» **Given problem**: Narrow the data below down to the lines containing "Turbogás".

» **Material provided**:
****

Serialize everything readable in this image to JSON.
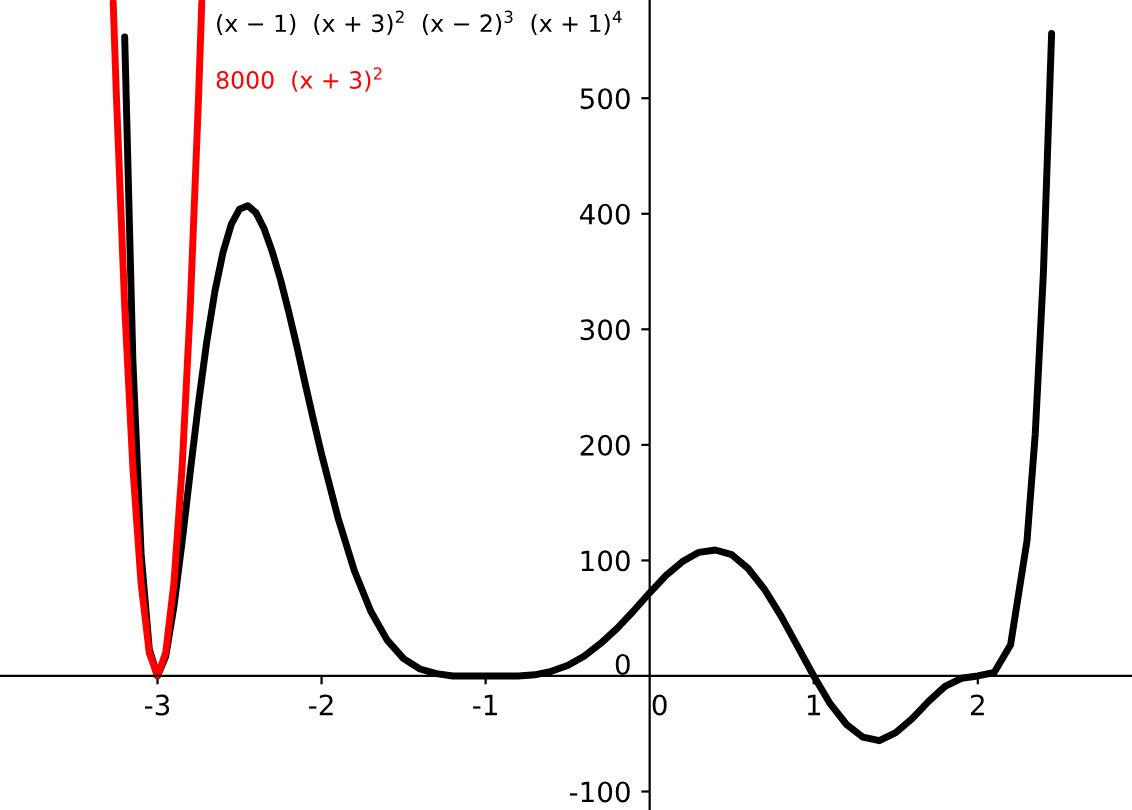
{
  "chart_data": {
    "type": "line",
    "xlim": [
      -3.96,
      2.94
    ],
    "ylim": [
      -116,
      585
    ],
    "xticks": [
      -3,
      -2,
      -1,
      0,
      1,
      2
    ],
    "yticks": [
      -100,
      0,
      100,
      200,
      300,
      400,
      500
    ],
    "grid": false,
    "legend": false,
    "marker": "none",
    "line_style": "solid",
    "series": [
      {
        "name": "(x − 1)  (x + 3)$^{2}$  (x − 2)$^{3}$  (x + 1)$^{4}$",
        "color": "#000000",
        "x": [
          -3.2,
          -3.15,
          -3.1,
          -3.05,
          -3,
          -2.95,
          -2.9,
          -2.85,
          -2.8,
          -2.75,
          -2.7,
          -2.65,
          -2.6,
          -2.55,
          -2.5,
          -2.45,
          -2.4,
          -2.35,
          -2.3,
          -2.25,
          -2.2,
          -2.15,
          -2.1,
          -2.05,
          -2,
          -1.9,
          -1.8,
          -1.7,
          -1.6,
          -1.5,
          -1.4,
          -1.3,
          -1.2,
          -1.1,
          -1,
          -0.9,
          -0.8,
          -0.7,
          -0.6,
          -0.5,
          -0.4,
          -0.3,
          -0.2,
          -0.1,
          0,
          0.1,
          0.2,
          0.3,
          0.4,
          0.5,
          0.6,
          0.7,
          0.8,
          0.9,
          1,
          1.1,
          1.2,
          1.3,
          1.4,
          1.5,
          1.6,
          1.7,
          1.8,
          1.9,
          2,
          2.1,
          2.2,
          2.3,
          2.35,
          2.4,
          2.45
        ],
        "values": [
          553,
          273,
          106,
          23,
          0,
          17,
          60,
          116,
          177,
          236,
          289,
          333,
          367,
          391,
          404,
          407,
          401,
          387,
          367,
          343,
          315,
          285,
          253,
          222,
          192,
          137,
          91,
          56,
          31,
          15,
          6,
          2,
          0,
          0,
          0,
          0,
          0,
          1,
          4,
          9,
          17,
          28,
          41,
          56,
          72,
          87,
          99,
          107,
          109,
          105,
          93,
          75,
          52,
          26,
          0,
          -24,
          -42,
          -53,
          -56,
          -49,
          -37,
          -22,
          -9,
          -2,
          0,
          3,
          27,
          117,
          209,
          349,
          556
        ]
      },
      {
        "name": "8000  (x + 3)$^{2}$",
        "color": "#ff0000",
        "x": [
          -3.27,
          -3.25,
          -3.2,
          -3.15,
          -3.1,
          -3.05,
          -3,
          -2.95,
          -2.9,
          -2.85,
          -2.8,
          -2.75,
          -2.73
        ],
        "values": [
          583,
          500,
          320,
          180,
          80,
          20,
          0,
          20,
          80,
          180,
          320,
          500,
          583
        ]
      }
    ]
  }
}
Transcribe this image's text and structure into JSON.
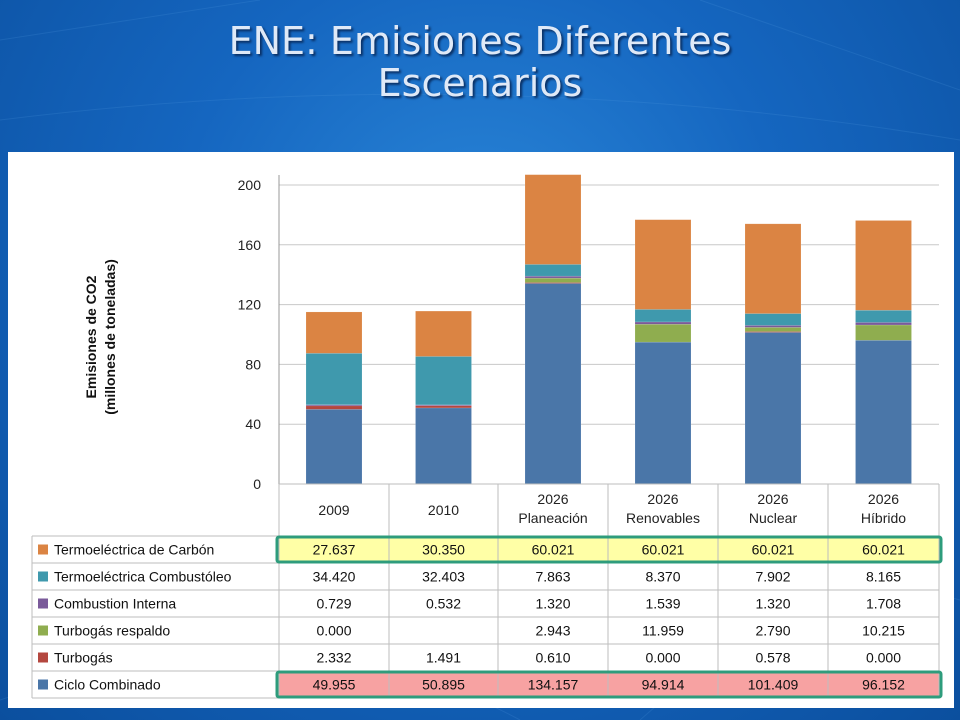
{
  "title": {
    "line1": "ENE: Emisiones Diferentes",
    "line2": "Escenarios"
  },
  "chart_data": {
    "type": "bar",
    "stacked": true,
    "ylabel_lines": [
      "Emisiones de CO2",
      "(millones de toneladas)"
    ],
    "ylim": [
      0,
      200
    ],
    "yticks": [
      0,
      40,
      80,
      120,
      160,
      200
    ],
    "grid": true,
    "categories": [
      [
        "2009"
      ],
      [
        "2010"
      ],
      [
        "2026",
        "Planeación"
      ],
      [
        "2026",
        "Renovables"
      ],
      [
        "2026",
        "Nuclear"
      ],
      [
        "2026",
        "Híbrido"
      ]
    ],
    "series": [
      {
        "name": "Ciclo Combinado",
        "color": "#4a76a8",
        "values": [
          49.955,
          50.895,
          134.157,
          94.914,
          101.409,
          96.152
        ],
        "labels": [
          "49.955",
          "50.895",
          "134.157",
          "94.914",
          "101.409",
          "96.152"
        ]
      },
      {
        "name": "Turbogás",
        "color": "#b4473f",
        "values": [
          2.332,
          1.491,
          0.61,
          0.0,
          0.578,
          0.0
        ],
        "labels": [
          "2.332",
          "1.491",
          "0.610",
          "0.000",
          "0.578",
          "0.000"
        ]
      },
      {
        "name": "Turbogás respaldo",
        "color": "#8fad4f",
        "values": [
          0.0,
          0.0,
          2.943,
          11.959,
          2.79,
          10.215
        ],
        "labels": [
          "0.000",
          "",
          "2.943",
          "11.959",
          "2.790",
          "10.215"
        ]
      },
      {
        "name": "Combustion Interna",
        "color": "#7a5a9a",
        "values": [
          0.729,
          0.532,
          1.32,
          1.539,
          1.32,
          1.708
        ],
        "labels": [
          "0.729",
          "0.532",
          "1.320",
          "1.539",
          "1.320",
          "1.708"
        ]
      },
      {
        "name": "Termoeléctrica Combustóleo",
        "color": "#3f99ad",
        "values": [
          34.42,
          32.403,
          7.863,
          8.37,
          7.902,
          8.165
        ],
        "labels": [
          "34.420",
          "32.403",
          "7.863",
          "8.370",
          "7.902",
          "8.165"
        ]
      },
      {
        "name": "Termoeléctrica de Carbón",
        "color": "#db8443",
        "values": [
          27.637,
          30.35,
          60.021,
          60.021,
          60.021,
          60.021
        ],
        "labels": [
          "27.637",
          "30.350",
          "60.021",
          "60.021",
          "60.021",
          "60.021"
        ]
      }
    ],
    "table_row_order": [
      "Termoeléctrica de Carbón",
      "Termoeléctrica Combustóleo",
      "Combustion Interna",
      "Turbogás respaldo",
      "Turbogás",
      "Ciclo Combinado"
    ],
    "highlights": [
      {
        "series": "Termoeléctrica de Carbón",
        "fill": "#ffffa6",
        "border": "#2e9c7c"
      },
      {
        "series": "Ciclo Combinado",
        "fill": "#f7a2a2",
        "border": "#2e9c7c"
      }
    ]
  }
}
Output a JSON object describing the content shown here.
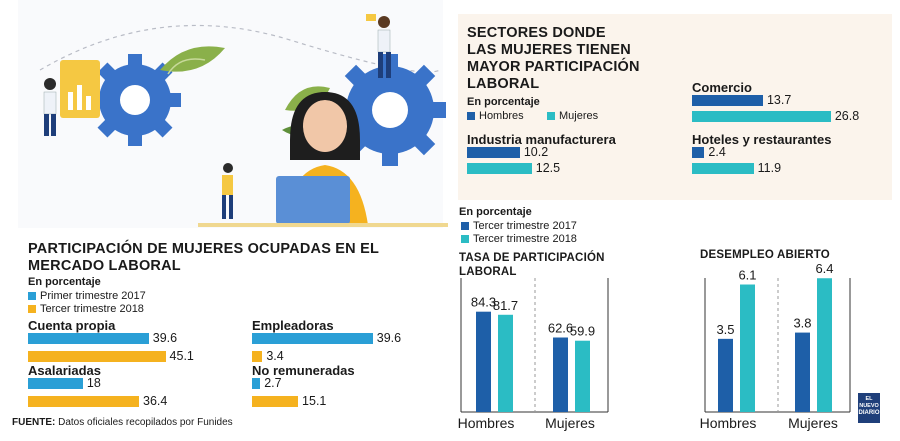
{
  "colors": {
    "dark_blue": "#1e5fa8",
    "light_blue": "#2a9fd6",
    "teal": "#2bbcc4",
    "orange": "#f5b21f",
    "panel": "#fbf4ec"
  },
  "left_chart": {
    "title_line1": "PARTICIPACIÓN DE MUJERES OCUPADAS EN EL",
    "title_line2": "MERCADO LABORAL",
    "subtitle": "En porcentaje",
    "legend": [
      "Primer trimestre 2017",
      "Tercer trimestre 2018"
    ]
  },
  "right_top": {
    "title_lines": [
      "SECTORES DONDE",
      "LAS MUJERES TIENEN",
      "MAYOR PARTICIPACIÓN",
      "LABORAL"
    ],
    "subtitle": "En porcentaje",
    "legend": [
      "Hombres",
      "Mujeres"
    ]
  },
  "bottom_mid": {
    "subtitle": "En porcentaje",
    "legend": [
      "Tercer trimestre 2017",
      "Tercer trimestre 2018"
    ]
  },
  "source": {
    "label": "FUENTE:",
    "text": "Datos oficiales recopilados por Funides"
  },
  "logo": {
    "line1": "EL NUEVO",
    "line2": "DIARIO"
  },
  "chart_data": [
    {
      "type": "bar",
      "orientation": "horizontal",
      "categories": [
        "Cuenta propia",
        "Asalariadas",
        "Empleadoras",
        "No remuneradas"
      ],
      "series": [
        {
          "name": "Primer trimestre 2017",
          "values": [
            39.6,
            18,
            39.6,
            2.7
          ]
        },
        {
          "name": "Tercer trimestre 2018",
          "values": [
            45.1,
            36.4,
            3.4,
            15.1
          ]
        }
      ],
      "value_labels": [
        [
          "39.6",
          "18",
          "39.6",
          "2.7"
        ],
        [
          "45.1",
          "36.4",
          "3.4",
          "15.1"
        ]
      ]
    },
    {
      "type": "bar",
      "orientation": "horizontal",
      "categories": [
        "Comercio",
        "Industria manufacturera",
        "Hoteles y restaurantes"
      ],
      "series": [
        {
          "name": "Hombres",
          "values": [
            13.7,
            10.2,
            2.4
          ]
        },
        {
          "name": "Mujeres",
          "values": [
            26.8,
            12.5,
            11.9
          ]
        }
      ],
      "value_labels": [
        [
          "13.7",
          "10.2",
          "2.4"
        ],
        [
          "26.8",
          "12.5",
          "11.9"
        ]
      ]
    },
    {
      "type": "bar",
      "title_lines": [
        "TASA DE PARTICIPACIÓN",
        "LABORAL"
      ],
      "categories": [
        "Hombres",
        "Mujeres"
      ],
      "series": [
        {
          "name": "Tercer trimestre 2017",
          "values": [
            84.3,
            62.6
          ]
        },
        {
          "name": "Tercer trimestre 2018",
          "values": [
            81.7,
            59.9
          ]
        }
      ],
      "value_labels": [
        [
          "84.3",
          "62.6"
        ],
        [
          "81.7",
          "59.9"
        ]
      ]
    },
    {
      "type": "bar",
      "title": "DESEMPLEO ABIERTO",
      "categories": [
        "Hombres",
        "Mujeres"
      ],
      "series": [
        {
          "name": "Tercer trimestre 2017",
          "values": [
            3.5,
            3.8
          ]
        },
        {
          "name": "Tercer trimestre 2018",
          "values": [
            6.1,
            6.4
          ]
        }
      ],
      "value_labels": [
        [
          "3.5",
          "3.8"
        ],
        [
          "6.1",
          "6.4"
        ]
      ]
    }
  ]
}
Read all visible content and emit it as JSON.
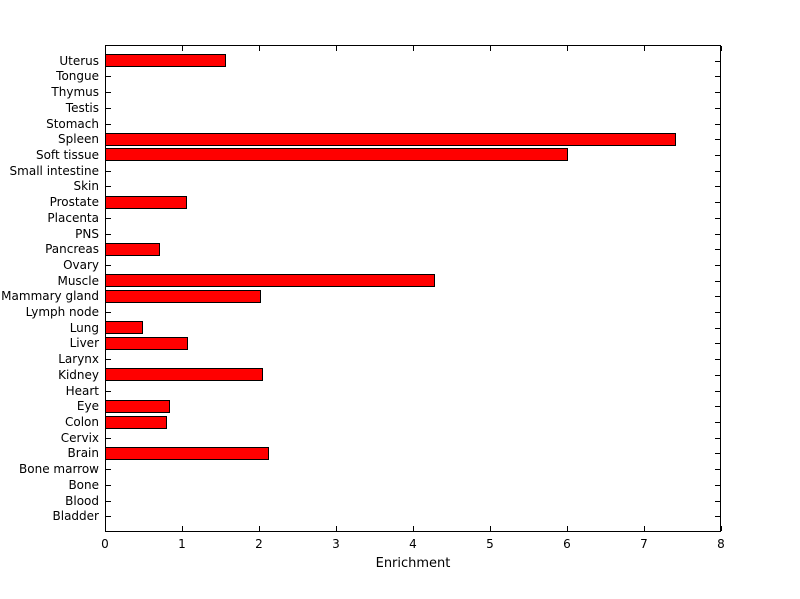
{
  "chart_data": {
    "type": "bar",
    "orientation": "horizontal",
    "title": "",
    "xlabel": "Enrichment",
    "ylabel": "",
    "xlim": [
      0,
      8
    ],
    "xticks": [
      0,
      1,
      2,
      3,
      4,
      5,
      6,
      7,
      8
    ],
    "grid": false,
    "legend": "none",
    "bar_color": "#ff0000",
    "bar_edge_color": "#000000",
    "axis_color": "#000000",
    "background_color": "#ffffff",
    "categories_top_to_bottom": [
      "Uterus",
      "Tongue",
      "Thymus",
      "Testis",
      "Stomach",
      "Spleen",
      "Soft tissue",
      "Small intestine",
      "Skin",
      "Prostate",
      "Placenta",
      "PNS",
      "Pancreas",
      "Ovary",
      "Muscle",
      "Mammary gland",
      "Lymph node",
      "Lung",
      "Liver",
      "Larynx",
      "Kidney",
      "Heart",
      "Eye",
      "Colon",
      "Cervix",
      "Brain",
      "Bone marrow",
      "Bone",
      "Blood",
      "Bladder"
    ],
    "values": [
      1.57,
      0,
      0,
      0,
      0,
      7.42,
      6.01,
      0,
      0,
      1.06,
      0,
      0,
      0.71,
      0,
      4.28,
      2.03,
      0,
      0.49,
      1.08,
      0,
      2.05,
      0,
      0.85,
      0.8,
      0,
      2.13,
      0,
      0,
      0,
      0
    ]
  }
}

****

» **Task response**:
        "name": "Turbogás",
        "name": "Turbogás respaldo",
      "Turbogás respaldo",
      "Turbogás",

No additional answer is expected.